● Selected extract
The internet was a worse experience in almost every way except for one. Anyone could listen to it anywhere on earth, so long as they had an internet connection.
The same is true of web3 and Crypto today. For most users, it is worse in almost every way imaginable. It's expensive, people don't like its carbon footprint, it has hacks and scams, and the UX is complicated even for those that live and breathe this stuff.
Yes, Crypto has been around since 2009 and the Bitcoin whitepaper. But it's a long journey from ARPANET to Netflix. The utility takes time to build and requires the infrastructure to mature.
Assuming that happens. Assuming we look past the price and assume that the cost, risk, and UX issues go away with time. How will people ever make money from this stuff if it's not just speculative games?
A new cost structure for finance.
DeFi presents a dramatic shift in how people and businesses can create and capture value.
Reducing cost, creating new ways to acquire and engage users, and making finance available as software.
Uniswap runs an entire exchange with only ~60 contributors, unlike the 3,000 Coinbase has. Coinbase has to do more as a regulated, listed business, but remember, DeFi is made of small composable building blocks. You get somewhere interesting if you take several of these tiny but ultra-efficient building blocks.
Last week I pointed to the IMF Global Financial Stability Report from April 2022, showing DeFi has almost no operational and labor costs. There is a future where many of these blocks combined can do as much (and more) than today's centralized exchanges and TradFi businesses at a lower cost because they're specialists.
Imagine if you could take the world's best payments engine (Stablecoin), the world's best account (wallet), the world's best lending engine (DeFi protocol) and exchange (decentralized exhcange), and combine that with the world's best fraud and risk team. Might that be more efficient than the one inside most organizations?
Web3's Utility phase will be led by Finance Use cases.
What Fintech is doing today, abstracting the pain of the TradFi rails, becomes significantly more capable.
As just one example, the CFO tools like Modern Treasury integrate with multiple banks and allow a business to automate its operations. No more logging into 6 different online banking portals and sending files in different formats. This business exists partly to deal with the pain of the existing infrastructure, but where it creates value is in the automation.
If APIs change the Fintech infrastructure to be more practical, then DeFi is an entirely new Fintech infrastructure.
If real-world assets get tokenized, it would be trivial for developers to find ways to aggregate that into a single dashboard for consumers and businesses. Once aggregated, the level of automation is limitless.
But the Fintech in DeFi can do new things.
Instead of APIs like Plaid to open up bits of your existing data, we re-orient how data works entirely around you, and your wallet. Instead of your data being locked inside a bank or Fintech company. The bank or Fintech company asks you for permission to see the data in your wallet.
We can make linkages between assets because we have a global record of those different assets. Just like we can see if a wallet holds an NFT of a Bored Ape and some ETH, we could (if tokenized) see someone owns a house and a car. If they own a home and a car and have KYC'd that wallet, we could have a marketplace of lenders competing to offer that person the best price on financing.
Because the data access model is completely flipped, finance might become less something you apply for and more something algorithms compete to be more accurate about.

● Given data
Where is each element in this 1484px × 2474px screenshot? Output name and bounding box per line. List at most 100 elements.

● Problem 1
From the piece on DeFi above, extract the passage starting with "Yes, Crypto has" and going on through "just speculative games?", copying it word for word.
● Problem 2
Answer these questions using the piece on DeFi above:
(a) About how many contributors does Uniswap run its exchange with?
(b) Which report, dated April 2022, is cited as showing that DeFi has almost no operational and labor costs?
(c) Which CFO tool is named as an example of integrating with multiple banks?

● Written answer 1
Yes, Crypto has been around since 2009 and the Bitcoin whitepaper. But it's a long journey from ARPANET to Netflix. The utility takes time to build and requires the infrastructure to mature.
Assuming that happens. Assuming we look past the price and assume that the cost, risk, and UX issues go away with time. How will people ever make money from this stuff if it's not just speculative games?

● Written answer 2
(a) About 60 contributors.
(b) The IMF Global Financial Stability Report.
(c) Modern Treasury.